▸ To be done:
Spot each line that carries the word "Mean"; copy those lines.

BEGIN

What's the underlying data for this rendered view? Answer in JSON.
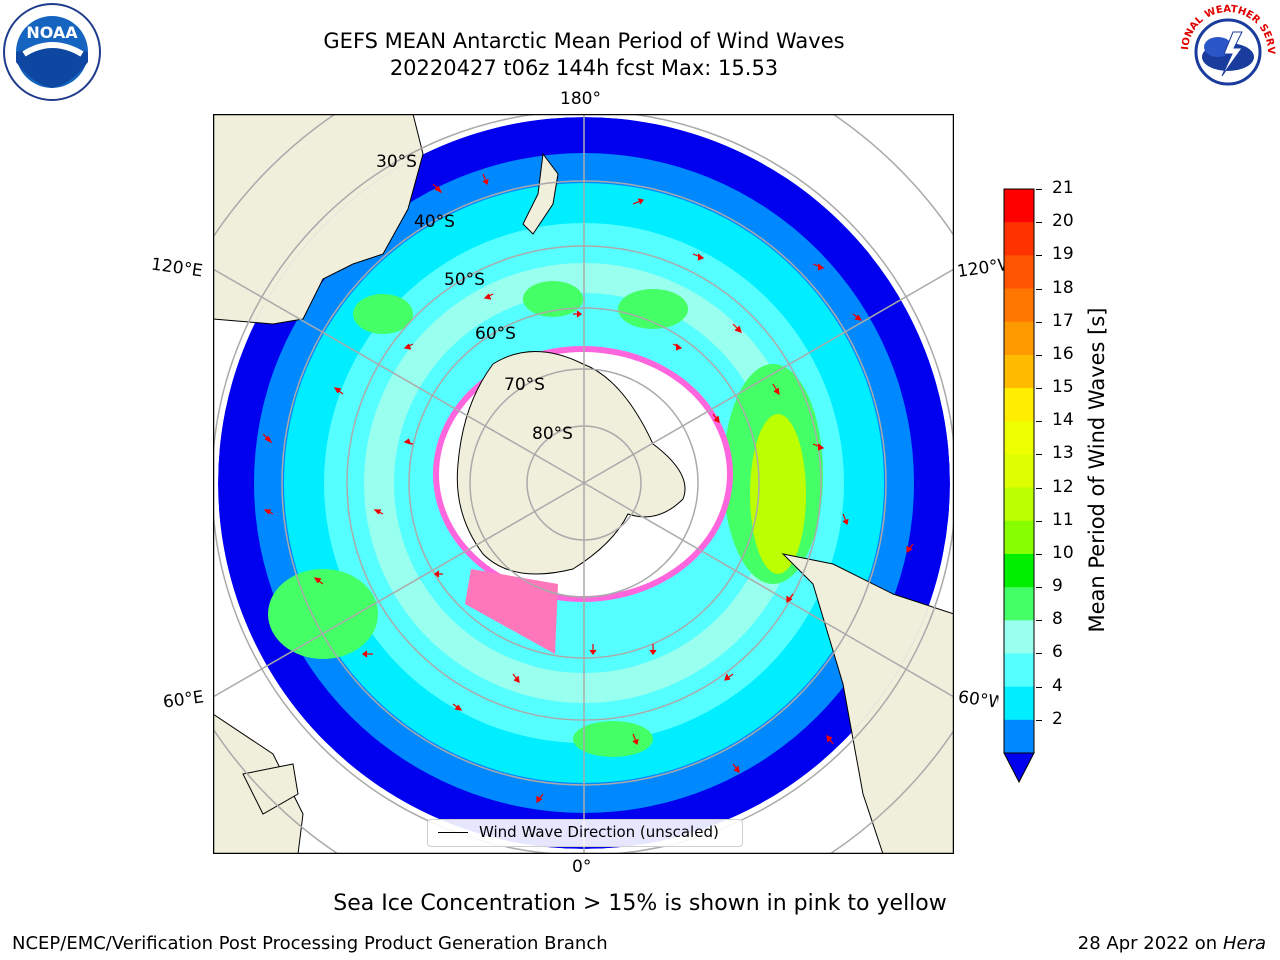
{
  "title": {
    "line1": "GEFS MEAN Antarctic Mean Period of Wind Waves",
    "line2": "20220427 t06z 144h fcst   Max: 15.53"
  },
  "map": {
    "projection": "south-polar-stereographic",
    "lon_labels": {
      "top": "180°",
      "bottom": "0°",
      "left_upper": "120°E",
      "left_lower": "60°E",
      "right_upper": "120°W",
      "right_lower": "60°W"
    },
    "lat_labels": [
      "30°S",
      "40°S",
      "50°S",
      "60°S",
      "70°S",
      "80°S"
    ],
    "legend_label": "Wind Wave Direction (unscaled)"
  },
  "colorbar": {
    "label": "Mean Period of Wind Waves [s]",
    "ticks": [
      "21",
      "20",
      "19",
      "18",
      "17",
      "16",
      "15",
      "14",
      "13",
      "12",
      "11",
      "10",
      "9",
      "8",
      "6",
      "4",
      "2"
    ],
    "colors": [
      "#ff0000",
      "#ff3300",
      "#ff5500",
      "#ff7700",
      "#ff9900",
      "#ffbb00",
      "#ffee00",
      "#eeff00",
      "#ddff00",
      "#bbff00",
      "#88ff00",
      "#00ee00",
      "#44ff66",
      "#99ffee",
      "#55ffff",
      "#00eeff",
      "#0088ff",
      "#0000ee"
    ]
  },
  "logos": {
    "left": "NOAA",
    "right": "NATIONAL WEATHER SERVICE"
  },
  "note": "Sea Ice Concentration > 15% is shown in pink to yellow",
  "footer": {
    "credit": "NCEP/EMC/Verification Post Processing Product Generation Branch",
    "date": "28 Apr 2022 on ",
    "host": "Hera"
  }
}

END

▸ Task output:
    "line1": "GEFS MEAN Antarctic Mean Period of Wind Waves",
    "label": "Mean Period of Wind Waves [s]",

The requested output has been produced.